# [Data entries]
## Begin

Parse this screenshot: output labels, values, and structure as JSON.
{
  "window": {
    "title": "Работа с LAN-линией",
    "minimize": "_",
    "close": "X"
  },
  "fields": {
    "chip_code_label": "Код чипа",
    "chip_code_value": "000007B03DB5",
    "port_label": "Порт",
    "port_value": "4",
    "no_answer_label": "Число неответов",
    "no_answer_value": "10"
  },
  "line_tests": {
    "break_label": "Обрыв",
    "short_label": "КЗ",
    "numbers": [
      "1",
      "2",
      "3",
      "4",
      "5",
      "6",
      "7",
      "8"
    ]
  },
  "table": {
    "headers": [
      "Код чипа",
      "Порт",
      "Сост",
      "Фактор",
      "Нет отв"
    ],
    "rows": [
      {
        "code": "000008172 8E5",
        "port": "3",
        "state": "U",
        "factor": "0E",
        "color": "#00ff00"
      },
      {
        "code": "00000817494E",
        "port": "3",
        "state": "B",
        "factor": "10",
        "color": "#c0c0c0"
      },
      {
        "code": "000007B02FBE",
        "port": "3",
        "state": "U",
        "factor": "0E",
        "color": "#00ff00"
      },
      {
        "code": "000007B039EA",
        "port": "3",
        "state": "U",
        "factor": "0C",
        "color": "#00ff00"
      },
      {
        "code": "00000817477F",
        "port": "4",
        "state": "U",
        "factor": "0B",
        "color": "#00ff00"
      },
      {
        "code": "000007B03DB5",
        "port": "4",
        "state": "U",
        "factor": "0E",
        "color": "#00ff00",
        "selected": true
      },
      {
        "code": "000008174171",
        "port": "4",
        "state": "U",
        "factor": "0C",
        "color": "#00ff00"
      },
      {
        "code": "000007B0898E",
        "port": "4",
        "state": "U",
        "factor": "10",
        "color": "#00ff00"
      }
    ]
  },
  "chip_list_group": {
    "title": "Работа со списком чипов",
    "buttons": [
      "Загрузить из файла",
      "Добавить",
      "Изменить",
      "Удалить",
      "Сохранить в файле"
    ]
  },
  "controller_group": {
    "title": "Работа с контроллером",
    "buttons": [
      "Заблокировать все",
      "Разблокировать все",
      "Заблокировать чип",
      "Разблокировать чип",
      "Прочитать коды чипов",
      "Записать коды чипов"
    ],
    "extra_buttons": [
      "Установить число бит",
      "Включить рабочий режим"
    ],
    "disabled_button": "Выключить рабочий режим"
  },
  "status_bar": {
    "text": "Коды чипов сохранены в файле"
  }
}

## End
## Begin

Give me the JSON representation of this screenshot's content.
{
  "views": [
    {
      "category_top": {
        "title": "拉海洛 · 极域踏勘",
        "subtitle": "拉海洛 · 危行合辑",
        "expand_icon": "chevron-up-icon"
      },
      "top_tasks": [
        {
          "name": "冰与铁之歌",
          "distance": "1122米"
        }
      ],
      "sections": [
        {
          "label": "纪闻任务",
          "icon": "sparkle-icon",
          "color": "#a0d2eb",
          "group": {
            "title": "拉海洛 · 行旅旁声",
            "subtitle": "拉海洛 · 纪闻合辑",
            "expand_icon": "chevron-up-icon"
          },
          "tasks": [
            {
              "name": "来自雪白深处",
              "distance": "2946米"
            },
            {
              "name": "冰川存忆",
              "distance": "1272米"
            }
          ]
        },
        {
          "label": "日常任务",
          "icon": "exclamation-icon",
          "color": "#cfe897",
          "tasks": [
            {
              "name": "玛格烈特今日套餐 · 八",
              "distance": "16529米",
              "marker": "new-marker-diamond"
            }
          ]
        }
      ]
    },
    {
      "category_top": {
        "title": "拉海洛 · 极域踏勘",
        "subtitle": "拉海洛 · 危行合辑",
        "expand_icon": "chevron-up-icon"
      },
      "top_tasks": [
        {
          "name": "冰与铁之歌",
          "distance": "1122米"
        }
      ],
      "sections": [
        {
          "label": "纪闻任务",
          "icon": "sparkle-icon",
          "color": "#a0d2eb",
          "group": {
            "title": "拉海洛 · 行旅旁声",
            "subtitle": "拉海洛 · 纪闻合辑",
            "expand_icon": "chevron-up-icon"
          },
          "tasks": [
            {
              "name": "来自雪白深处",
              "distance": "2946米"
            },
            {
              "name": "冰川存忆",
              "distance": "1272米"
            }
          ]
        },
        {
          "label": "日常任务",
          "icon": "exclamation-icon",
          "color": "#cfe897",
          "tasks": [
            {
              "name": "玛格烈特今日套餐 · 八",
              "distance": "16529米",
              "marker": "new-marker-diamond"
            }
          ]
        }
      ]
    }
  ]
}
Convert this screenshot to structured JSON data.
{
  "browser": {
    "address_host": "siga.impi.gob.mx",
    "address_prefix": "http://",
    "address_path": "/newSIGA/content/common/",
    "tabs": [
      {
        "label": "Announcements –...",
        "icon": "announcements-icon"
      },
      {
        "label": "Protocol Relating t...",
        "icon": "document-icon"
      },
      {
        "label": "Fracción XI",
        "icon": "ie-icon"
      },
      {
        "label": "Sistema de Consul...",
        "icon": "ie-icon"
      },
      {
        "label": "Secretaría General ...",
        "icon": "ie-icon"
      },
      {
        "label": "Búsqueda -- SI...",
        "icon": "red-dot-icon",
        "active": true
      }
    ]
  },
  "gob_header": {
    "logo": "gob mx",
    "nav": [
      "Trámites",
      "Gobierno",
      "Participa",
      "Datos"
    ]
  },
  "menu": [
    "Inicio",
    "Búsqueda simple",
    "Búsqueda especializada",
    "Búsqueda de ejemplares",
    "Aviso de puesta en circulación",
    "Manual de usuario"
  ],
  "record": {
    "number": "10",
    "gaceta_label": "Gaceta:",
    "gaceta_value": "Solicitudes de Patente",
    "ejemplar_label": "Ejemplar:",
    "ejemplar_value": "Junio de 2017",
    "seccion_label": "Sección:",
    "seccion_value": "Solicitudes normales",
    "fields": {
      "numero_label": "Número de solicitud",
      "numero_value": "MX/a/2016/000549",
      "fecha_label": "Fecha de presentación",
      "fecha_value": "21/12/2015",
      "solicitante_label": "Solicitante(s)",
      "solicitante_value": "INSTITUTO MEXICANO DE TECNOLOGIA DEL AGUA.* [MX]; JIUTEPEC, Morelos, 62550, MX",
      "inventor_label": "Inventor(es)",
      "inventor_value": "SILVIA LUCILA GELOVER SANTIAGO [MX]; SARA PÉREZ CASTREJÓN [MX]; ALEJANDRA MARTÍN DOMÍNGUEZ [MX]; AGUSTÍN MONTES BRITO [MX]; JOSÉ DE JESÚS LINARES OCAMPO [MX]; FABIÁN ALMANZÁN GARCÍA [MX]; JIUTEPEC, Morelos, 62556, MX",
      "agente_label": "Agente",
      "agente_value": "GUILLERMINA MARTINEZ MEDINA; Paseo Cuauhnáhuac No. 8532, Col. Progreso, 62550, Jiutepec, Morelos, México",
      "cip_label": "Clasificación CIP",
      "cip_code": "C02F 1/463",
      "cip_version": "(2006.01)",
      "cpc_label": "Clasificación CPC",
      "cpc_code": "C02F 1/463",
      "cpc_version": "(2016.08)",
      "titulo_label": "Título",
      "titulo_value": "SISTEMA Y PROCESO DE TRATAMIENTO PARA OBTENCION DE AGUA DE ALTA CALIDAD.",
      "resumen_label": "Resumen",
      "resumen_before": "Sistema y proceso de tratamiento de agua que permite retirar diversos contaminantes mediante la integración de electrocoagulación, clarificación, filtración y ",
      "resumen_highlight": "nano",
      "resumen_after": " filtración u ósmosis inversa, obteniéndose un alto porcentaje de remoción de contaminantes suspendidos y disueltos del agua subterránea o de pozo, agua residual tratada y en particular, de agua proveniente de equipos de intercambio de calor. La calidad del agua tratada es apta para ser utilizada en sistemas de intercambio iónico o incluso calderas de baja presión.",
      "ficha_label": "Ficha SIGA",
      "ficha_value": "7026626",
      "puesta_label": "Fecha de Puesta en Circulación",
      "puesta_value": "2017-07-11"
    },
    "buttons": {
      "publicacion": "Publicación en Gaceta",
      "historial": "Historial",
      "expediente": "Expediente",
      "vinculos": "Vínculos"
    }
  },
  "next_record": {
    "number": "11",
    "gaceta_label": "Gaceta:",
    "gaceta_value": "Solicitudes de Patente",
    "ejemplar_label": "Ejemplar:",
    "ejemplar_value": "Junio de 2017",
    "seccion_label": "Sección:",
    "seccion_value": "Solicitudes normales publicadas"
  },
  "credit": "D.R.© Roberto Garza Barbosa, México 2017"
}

## End
## Begin

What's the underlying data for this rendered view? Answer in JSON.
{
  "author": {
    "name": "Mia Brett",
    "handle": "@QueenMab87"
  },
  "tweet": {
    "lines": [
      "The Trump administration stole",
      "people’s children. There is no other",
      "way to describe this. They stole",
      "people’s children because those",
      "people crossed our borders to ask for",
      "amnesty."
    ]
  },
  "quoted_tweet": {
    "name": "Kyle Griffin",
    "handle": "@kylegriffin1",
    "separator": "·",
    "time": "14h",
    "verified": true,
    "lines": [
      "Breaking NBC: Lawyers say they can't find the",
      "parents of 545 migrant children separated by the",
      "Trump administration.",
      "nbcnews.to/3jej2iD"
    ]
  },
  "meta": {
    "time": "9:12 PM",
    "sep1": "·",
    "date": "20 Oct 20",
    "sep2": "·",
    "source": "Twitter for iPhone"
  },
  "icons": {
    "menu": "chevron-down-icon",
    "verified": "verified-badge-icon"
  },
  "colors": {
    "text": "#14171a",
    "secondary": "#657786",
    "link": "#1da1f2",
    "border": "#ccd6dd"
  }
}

## End

# [Description of the task]
Copy out each line of the entries that holds "content".

# [Task output]
Give me the JSON representation of this screenshot's content.
    "address_path": "/newSIGA/content/common/",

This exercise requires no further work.